What to work on
A – Answer these from the article on the film Layla, one line each:
(i) Which actor plays Layla?
(ii) What is Feathers?
(iii) Which outlet does Al-Kadhi speak to?
B – List every role or occupation that the article on the film Layla attributes to Amrou Al-Kadhi.

>> Begin Excerpted passage

Layla director Amrou Al-Kadhi says the ‘queer as hell’ love story is ‘universal’
London is reimagined as a queer utopia in Layla, the feature-length directorial debut from occasional actor, part-time drag performer and award-winning author Amrou Al-Kadhi.
On the upper deck of a red London bus, British-Palestinian non-binary drag queen Layla, played by Bilal Hasna, and their friends perfect the finish touches to their makeup. No one blinks. In a later scene, she arrives at a run-of-the-mill restaurant in full glam. No heads turn.
Layla’s queer clan struggle financially but manage to set up home in one of the capital’s woefully overpriced and criminally gentrified neighbourhoods. In the evenings, they decompress at Feathers, an imaginary, Studio 54-eqsue club for queer people of colour. It’s a fantasy land, but it’s all intentional.
“It’s very much like portraying a kind of queer London of our dreams that doesn’t really exist right now,” Al-Kadhi tells PinkNews.

>> End Excerpted passage
>> Begin Records

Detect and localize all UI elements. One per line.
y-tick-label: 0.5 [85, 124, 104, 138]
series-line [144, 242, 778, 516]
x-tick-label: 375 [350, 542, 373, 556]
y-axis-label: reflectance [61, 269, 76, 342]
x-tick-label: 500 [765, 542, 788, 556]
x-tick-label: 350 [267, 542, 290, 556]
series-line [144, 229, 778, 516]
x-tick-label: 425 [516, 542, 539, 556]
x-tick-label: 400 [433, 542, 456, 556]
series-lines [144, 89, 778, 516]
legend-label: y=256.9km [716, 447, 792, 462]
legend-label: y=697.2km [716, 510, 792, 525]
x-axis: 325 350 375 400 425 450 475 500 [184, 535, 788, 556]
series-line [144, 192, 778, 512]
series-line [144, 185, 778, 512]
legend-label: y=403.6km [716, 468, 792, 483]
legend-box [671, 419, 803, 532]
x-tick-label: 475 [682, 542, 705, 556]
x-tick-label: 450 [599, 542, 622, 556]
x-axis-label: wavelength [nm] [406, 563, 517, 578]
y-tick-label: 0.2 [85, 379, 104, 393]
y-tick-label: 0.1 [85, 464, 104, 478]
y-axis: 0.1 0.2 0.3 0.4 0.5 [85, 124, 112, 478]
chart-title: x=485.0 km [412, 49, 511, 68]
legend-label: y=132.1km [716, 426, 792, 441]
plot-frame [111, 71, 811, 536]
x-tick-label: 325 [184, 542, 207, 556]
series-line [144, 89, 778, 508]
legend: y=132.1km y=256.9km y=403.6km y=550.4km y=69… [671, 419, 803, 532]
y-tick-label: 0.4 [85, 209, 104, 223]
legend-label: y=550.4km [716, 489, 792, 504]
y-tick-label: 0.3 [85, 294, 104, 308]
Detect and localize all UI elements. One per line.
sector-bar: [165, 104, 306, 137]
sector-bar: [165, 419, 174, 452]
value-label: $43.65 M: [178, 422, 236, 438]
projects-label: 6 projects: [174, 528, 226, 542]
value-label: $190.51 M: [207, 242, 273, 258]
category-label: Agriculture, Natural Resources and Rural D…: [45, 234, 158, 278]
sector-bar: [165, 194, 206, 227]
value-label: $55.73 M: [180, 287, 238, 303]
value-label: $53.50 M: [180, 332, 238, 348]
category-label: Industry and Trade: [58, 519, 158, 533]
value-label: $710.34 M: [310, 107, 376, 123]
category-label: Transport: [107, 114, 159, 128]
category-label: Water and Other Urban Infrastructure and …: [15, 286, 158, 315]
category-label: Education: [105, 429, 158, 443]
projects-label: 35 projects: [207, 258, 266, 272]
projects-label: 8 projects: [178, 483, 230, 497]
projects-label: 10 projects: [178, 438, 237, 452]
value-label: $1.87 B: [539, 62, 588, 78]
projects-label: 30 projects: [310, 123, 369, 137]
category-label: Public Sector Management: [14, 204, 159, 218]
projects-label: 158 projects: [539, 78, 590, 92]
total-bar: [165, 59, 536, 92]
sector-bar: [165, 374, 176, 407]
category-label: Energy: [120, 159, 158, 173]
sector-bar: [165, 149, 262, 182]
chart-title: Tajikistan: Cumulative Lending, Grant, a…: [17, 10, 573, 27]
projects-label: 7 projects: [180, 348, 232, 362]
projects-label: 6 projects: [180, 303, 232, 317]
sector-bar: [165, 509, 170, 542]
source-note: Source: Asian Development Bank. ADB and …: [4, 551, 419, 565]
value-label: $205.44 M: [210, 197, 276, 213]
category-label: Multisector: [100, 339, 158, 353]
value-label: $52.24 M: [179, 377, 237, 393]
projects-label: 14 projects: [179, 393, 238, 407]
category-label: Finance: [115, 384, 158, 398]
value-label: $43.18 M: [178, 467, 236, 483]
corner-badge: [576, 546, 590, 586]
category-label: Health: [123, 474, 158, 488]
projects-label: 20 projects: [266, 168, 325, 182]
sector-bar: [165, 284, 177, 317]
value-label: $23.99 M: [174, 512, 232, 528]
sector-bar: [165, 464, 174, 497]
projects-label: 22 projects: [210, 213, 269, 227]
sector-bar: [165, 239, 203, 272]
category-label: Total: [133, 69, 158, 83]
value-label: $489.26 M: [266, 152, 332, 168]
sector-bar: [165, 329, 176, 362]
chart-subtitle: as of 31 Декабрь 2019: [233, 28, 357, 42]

>> End Records

Problem solutions
A –
(i) Bilal Hasna
(ii) An imaginary, Studio 54-esque club for queer people of colour
(iii) PinkNews

B –
- Director
- Occasional actor
- Part-time drag performer
- Award-winning author